__ASSIGNMENT__:
In the fragrance review, which smells surround the tonka beans and almonds to tone down the sweetness?

Luckily – from my point of view at least – L’Homme Idéal isn’t nearly as sickly-sweet as Thierry Mugler’s revolting Angel, or even as cutesy sweet as Black XS for Men from Paco Rabanne. Sweet smells, like sweet tastes, have something a bit childlike and unsophisticated about them, but Thierry Wasser has toned the sweetness down here by surrounding the tonka beans and almonds with the smells of freshly-sawn wood and new leather, as well as a hint of dry, earthy vetiver.

All in all this is a nice enough fragrance, but it’s a bit too muted and polite to really stand out for me. That may well be intentional, since it seems to be squarely aimed at the big middle market, whose buyers are not widely considered to be particularly adventurous or sophisticated. Mind you they’re also considered to be virtually illiterate, if Guerlain’s French-pretentious marketing guff is anything to go by.

Yes, it’s same old tired perfume bollocks yet again: ‘The ideal man is a myth. His fragrance, a reality. Guerlain decodes men’s aspirations and creates for them a concentrate of ideal. The ideal fragrance? Smart, handsome, strong. Three adjectives, three accords for this fresh woody fragrance that will trigger your full potential.’ As a copywriter myself I’d be ashamed to have written that, though I’m sure whoever did write it was handsomely paid. (The box, incidentally, sports a typographical car-crash that seems to read, ‘Be You. No Need to Anymore Have Your Fragrance.’ Got that? Me neither.)

__MATERIAL SUPPLIED__:
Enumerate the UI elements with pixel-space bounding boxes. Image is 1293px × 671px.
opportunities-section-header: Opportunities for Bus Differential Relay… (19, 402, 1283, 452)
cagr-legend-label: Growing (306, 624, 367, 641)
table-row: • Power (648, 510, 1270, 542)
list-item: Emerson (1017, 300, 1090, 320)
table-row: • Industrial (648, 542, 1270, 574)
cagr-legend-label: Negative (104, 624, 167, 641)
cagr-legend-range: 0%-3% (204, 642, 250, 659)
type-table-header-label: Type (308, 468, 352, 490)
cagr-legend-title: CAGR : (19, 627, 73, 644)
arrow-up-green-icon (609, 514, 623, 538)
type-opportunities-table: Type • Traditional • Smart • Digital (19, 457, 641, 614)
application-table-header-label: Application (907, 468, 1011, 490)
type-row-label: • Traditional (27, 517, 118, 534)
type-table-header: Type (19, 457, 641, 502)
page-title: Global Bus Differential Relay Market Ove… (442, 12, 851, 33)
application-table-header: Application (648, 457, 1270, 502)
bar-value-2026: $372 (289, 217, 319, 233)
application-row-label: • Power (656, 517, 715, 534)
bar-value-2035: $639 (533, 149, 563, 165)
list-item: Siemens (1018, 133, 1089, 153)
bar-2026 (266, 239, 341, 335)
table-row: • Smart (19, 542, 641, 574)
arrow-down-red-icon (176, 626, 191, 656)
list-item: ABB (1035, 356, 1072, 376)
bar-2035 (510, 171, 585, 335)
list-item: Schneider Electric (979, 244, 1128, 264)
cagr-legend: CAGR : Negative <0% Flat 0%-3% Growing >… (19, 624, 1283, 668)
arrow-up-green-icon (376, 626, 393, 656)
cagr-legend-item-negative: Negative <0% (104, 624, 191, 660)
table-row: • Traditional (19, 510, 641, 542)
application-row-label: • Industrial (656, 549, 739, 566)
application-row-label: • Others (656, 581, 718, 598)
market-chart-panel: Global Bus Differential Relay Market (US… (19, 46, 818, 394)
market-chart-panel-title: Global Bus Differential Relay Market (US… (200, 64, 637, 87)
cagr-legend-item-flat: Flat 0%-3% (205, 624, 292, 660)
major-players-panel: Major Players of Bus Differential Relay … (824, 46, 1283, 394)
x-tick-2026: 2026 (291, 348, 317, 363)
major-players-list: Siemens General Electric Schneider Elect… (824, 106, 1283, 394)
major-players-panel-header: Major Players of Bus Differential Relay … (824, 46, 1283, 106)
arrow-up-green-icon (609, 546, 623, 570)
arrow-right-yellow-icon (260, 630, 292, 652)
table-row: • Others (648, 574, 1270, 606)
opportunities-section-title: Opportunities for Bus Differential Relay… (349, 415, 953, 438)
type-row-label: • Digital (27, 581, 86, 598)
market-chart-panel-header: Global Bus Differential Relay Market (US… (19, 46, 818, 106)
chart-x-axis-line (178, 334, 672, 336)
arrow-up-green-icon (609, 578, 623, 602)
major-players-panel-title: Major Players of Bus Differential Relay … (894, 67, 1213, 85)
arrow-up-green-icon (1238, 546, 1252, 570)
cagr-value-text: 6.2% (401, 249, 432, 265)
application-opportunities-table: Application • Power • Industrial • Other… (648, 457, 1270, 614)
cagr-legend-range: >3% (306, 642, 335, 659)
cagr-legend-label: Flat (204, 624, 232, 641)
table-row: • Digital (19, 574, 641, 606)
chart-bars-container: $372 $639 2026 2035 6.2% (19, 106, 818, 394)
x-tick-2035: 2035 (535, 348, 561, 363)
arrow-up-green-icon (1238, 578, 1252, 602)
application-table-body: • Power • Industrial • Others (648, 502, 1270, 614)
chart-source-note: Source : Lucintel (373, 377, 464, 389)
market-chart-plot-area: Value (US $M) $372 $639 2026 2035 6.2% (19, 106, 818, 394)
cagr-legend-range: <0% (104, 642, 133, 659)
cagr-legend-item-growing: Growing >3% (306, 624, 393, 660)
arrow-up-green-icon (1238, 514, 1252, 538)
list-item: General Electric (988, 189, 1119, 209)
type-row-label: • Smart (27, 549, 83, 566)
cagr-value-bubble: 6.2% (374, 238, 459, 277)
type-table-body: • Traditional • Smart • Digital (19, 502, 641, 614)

__EXPECTED ANSWER__:
Freshly-sawn wood, new leather, and a hint of dry, earthy vetiver.